::: DATA PROVIDED :::
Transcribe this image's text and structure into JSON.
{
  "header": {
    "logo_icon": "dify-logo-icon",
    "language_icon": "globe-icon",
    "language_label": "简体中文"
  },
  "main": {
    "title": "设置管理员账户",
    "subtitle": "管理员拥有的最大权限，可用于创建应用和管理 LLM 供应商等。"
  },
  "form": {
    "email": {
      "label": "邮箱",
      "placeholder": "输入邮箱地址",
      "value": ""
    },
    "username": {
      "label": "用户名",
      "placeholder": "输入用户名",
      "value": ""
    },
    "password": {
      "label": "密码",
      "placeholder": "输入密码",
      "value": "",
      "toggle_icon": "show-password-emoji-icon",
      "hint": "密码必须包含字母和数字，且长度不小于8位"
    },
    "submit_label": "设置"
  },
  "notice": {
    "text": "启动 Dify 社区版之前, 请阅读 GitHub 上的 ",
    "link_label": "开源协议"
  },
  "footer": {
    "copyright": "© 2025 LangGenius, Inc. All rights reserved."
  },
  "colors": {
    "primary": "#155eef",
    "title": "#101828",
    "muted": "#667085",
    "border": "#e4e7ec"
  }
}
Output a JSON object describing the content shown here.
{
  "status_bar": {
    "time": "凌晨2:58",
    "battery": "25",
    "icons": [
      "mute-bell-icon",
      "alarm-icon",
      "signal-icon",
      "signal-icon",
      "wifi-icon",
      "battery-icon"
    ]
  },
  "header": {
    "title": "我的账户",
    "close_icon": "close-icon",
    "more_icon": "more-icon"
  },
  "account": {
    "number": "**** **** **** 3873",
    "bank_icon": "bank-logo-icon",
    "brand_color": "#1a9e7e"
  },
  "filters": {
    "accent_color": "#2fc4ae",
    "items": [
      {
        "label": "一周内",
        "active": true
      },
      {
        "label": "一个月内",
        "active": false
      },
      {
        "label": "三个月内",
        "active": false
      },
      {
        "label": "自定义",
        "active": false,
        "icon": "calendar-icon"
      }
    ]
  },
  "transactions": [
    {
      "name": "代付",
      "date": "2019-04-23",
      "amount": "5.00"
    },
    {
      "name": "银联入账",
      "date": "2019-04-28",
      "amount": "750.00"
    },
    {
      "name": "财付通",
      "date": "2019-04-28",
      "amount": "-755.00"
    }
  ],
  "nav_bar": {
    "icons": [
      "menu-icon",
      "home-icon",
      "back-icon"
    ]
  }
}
:::
:: INSTRUCTIONS TO FOLLOW ::
Go through the entries above and copy every line containing "placeholder".

:: RESPONSE FOR THIS EXERCISE ::
      "placeholder": "输入邮箱地址",
      "placeholder": "输入用户名",
      "placeholder": "输入密码",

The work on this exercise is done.